■ JOB ■
Where a line in the listing below contains the word "name", copy that line.

--- begin TASK MATERIAL ---

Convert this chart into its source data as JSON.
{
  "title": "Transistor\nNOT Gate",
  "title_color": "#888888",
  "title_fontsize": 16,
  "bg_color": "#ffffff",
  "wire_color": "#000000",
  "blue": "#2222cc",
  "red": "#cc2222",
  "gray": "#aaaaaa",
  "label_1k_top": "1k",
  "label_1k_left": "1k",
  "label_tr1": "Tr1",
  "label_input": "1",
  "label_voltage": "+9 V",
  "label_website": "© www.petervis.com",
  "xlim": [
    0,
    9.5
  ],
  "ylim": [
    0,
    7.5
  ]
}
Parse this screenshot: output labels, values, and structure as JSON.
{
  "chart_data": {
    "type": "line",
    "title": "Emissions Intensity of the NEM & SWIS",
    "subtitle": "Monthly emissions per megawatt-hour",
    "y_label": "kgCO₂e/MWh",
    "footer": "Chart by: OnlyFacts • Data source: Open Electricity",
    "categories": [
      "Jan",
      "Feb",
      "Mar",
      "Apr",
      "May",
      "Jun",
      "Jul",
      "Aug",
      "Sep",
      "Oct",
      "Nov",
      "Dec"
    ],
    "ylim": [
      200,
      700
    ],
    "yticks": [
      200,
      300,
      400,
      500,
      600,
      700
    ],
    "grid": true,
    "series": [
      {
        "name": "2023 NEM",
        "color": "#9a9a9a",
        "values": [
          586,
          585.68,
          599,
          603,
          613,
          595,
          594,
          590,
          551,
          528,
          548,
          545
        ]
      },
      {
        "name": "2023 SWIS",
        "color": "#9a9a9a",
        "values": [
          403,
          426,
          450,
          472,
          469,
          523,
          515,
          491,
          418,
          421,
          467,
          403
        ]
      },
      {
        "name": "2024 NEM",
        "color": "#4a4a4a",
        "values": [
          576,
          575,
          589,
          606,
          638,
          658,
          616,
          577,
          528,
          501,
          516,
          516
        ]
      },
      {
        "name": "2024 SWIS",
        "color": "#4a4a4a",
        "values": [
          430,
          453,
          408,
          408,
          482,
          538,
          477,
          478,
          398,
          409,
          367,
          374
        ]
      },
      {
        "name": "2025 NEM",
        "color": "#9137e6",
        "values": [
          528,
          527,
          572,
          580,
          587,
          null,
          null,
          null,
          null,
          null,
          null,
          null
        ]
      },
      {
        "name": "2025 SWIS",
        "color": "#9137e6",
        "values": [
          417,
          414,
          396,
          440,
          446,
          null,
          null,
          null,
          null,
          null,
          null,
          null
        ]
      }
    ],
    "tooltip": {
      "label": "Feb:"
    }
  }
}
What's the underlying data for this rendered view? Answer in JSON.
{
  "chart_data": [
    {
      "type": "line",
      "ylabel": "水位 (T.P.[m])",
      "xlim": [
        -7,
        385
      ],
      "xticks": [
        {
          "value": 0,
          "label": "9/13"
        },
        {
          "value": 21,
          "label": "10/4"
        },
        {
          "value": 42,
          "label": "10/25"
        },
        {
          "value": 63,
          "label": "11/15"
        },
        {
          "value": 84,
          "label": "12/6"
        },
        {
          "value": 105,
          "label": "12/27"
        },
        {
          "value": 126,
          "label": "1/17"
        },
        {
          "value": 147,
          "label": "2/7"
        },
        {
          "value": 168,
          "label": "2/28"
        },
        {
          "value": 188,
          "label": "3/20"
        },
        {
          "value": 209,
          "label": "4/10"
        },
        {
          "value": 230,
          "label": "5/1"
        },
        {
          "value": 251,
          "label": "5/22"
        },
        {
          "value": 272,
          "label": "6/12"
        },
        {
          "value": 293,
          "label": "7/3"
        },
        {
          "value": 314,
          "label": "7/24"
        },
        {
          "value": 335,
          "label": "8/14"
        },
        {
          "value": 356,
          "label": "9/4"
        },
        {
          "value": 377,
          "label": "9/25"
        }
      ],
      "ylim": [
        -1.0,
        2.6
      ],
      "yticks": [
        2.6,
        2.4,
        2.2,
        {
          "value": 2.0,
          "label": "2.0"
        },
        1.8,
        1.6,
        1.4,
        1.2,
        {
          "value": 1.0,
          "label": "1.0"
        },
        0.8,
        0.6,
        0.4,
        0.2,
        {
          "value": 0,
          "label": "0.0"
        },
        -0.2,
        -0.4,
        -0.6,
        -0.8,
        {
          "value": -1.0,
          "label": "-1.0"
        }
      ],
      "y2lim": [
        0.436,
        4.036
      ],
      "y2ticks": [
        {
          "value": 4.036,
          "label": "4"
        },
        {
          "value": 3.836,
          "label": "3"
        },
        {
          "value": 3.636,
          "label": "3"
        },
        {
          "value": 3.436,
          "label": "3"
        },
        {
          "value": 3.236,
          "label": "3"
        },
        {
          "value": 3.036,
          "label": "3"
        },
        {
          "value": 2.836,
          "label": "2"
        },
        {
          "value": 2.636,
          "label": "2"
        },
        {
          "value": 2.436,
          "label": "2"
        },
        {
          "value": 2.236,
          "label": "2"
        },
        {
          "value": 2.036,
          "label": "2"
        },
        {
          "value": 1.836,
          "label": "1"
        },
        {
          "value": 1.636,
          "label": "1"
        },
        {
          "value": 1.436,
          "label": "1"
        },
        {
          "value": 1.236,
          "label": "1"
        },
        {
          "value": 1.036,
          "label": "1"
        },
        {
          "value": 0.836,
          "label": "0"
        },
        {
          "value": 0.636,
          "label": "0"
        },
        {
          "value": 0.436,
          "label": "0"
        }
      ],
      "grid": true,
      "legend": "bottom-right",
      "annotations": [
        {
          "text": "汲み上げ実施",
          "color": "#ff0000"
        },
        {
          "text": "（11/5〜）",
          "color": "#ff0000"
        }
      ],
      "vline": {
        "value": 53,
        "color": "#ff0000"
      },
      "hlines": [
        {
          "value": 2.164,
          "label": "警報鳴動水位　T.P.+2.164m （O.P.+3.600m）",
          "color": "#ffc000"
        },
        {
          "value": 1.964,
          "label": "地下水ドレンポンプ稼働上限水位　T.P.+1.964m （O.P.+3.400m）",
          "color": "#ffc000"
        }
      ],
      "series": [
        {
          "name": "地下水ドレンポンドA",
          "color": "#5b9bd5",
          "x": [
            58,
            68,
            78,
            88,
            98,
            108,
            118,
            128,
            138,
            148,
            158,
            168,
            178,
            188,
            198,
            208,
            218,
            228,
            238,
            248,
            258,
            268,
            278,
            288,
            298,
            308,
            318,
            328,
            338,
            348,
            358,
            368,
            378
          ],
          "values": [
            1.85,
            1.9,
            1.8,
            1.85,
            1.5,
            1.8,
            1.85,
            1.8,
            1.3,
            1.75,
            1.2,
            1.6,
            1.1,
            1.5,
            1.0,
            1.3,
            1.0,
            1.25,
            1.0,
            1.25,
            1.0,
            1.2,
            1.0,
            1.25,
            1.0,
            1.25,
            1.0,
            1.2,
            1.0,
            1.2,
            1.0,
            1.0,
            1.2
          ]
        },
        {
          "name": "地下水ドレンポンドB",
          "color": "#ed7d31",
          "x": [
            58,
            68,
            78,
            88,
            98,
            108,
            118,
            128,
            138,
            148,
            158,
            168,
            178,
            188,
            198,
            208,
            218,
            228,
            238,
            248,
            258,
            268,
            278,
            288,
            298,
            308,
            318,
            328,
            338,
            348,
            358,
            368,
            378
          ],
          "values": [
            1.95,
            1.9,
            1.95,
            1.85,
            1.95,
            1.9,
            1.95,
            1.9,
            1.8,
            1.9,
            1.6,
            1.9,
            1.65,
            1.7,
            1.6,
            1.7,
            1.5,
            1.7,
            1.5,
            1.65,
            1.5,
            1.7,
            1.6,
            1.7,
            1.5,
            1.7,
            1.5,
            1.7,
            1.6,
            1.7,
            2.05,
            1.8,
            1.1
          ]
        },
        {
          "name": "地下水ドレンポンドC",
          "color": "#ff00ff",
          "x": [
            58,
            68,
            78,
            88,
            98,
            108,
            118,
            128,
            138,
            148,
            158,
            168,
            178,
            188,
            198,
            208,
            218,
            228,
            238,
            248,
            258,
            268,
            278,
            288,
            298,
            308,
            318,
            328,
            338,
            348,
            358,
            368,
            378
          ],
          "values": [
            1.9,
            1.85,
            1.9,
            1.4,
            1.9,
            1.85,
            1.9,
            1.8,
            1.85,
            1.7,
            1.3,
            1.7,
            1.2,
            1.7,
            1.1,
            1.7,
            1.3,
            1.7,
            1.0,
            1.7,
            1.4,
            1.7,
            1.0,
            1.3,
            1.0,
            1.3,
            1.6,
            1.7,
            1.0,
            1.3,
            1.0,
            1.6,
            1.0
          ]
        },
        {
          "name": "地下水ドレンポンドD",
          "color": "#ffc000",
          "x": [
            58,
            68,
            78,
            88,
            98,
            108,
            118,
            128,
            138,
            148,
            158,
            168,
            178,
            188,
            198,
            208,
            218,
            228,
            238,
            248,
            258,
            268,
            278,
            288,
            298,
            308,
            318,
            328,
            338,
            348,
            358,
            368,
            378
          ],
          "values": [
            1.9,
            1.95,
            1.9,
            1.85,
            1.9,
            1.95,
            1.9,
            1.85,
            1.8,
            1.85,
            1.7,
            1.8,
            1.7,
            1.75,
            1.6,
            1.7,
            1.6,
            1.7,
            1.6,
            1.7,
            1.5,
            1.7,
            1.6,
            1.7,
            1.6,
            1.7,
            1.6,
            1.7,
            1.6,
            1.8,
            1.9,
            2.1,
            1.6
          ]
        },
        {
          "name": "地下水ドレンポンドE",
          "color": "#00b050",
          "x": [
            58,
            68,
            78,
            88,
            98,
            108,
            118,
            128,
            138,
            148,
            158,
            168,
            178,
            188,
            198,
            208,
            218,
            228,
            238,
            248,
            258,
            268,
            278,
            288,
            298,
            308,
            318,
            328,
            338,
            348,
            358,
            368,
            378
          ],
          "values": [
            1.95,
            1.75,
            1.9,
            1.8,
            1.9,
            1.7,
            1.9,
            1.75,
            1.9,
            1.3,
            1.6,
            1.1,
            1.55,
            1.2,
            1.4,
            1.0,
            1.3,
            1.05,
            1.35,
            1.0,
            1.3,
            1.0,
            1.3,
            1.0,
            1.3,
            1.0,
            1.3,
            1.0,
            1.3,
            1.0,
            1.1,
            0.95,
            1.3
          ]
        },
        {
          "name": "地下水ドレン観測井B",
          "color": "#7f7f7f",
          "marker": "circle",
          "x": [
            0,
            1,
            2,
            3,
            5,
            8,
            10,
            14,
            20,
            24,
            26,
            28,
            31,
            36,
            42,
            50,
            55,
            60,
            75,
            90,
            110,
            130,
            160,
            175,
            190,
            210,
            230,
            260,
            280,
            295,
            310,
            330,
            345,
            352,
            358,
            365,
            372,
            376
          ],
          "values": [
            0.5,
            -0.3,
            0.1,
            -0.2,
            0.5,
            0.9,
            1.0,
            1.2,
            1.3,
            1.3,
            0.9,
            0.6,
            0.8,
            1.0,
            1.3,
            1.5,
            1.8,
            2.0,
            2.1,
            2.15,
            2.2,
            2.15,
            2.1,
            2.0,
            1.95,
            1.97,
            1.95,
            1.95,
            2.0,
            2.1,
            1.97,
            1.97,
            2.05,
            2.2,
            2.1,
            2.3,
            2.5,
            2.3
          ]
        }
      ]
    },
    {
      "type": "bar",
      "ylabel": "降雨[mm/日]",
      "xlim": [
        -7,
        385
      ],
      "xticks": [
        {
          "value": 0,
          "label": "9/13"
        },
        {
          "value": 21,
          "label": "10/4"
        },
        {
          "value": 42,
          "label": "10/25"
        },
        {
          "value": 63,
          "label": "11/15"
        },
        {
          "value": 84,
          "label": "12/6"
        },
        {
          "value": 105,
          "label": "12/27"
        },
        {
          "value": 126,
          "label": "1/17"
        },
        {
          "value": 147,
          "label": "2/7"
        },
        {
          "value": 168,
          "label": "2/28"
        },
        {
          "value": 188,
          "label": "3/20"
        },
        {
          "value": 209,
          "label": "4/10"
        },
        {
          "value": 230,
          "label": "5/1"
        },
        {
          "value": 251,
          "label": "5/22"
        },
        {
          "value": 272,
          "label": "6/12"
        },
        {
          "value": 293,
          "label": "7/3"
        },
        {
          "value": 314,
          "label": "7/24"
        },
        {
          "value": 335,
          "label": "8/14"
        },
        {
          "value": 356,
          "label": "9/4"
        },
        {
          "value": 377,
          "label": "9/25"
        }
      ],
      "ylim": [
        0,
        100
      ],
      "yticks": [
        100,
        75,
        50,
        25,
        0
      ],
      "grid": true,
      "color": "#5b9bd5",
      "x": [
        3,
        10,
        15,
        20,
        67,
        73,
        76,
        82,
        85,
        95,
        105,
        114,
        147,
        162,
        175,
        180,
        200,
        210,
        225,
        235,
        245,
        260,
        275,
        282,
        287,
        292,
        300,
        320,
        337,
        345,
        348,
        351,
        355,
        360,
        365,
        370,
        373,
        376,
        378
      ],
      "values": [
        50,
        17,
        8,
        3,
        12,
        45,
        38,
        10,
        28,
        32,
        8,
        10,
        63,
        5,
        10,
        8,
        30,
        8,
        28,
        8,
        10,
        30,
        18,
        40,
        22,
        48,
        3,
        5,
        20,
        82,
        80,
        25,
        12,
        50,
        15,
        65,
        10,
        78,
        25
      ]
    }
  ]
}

--- end TASK MATERIAL ---

■ RESULT OF THE EXERCISE ■
        "name": "2023 NEM",
        "name": "2023 SWIS",
        "name": "2024 NEM",
        "name": "2024 SWIS",
        "name": "2025 NEM",
        "name": "2025 SWIS",
          "name": "地下水ドレンポンドA",
          "name": "地下水ドレンポンドB",
          "name": "地下水ドレンポンドC",
          "name": "地下水ドレンポンドD",
          "name": "地下水ドレンポンドE",
          "name": "地下水ドレン観測井B",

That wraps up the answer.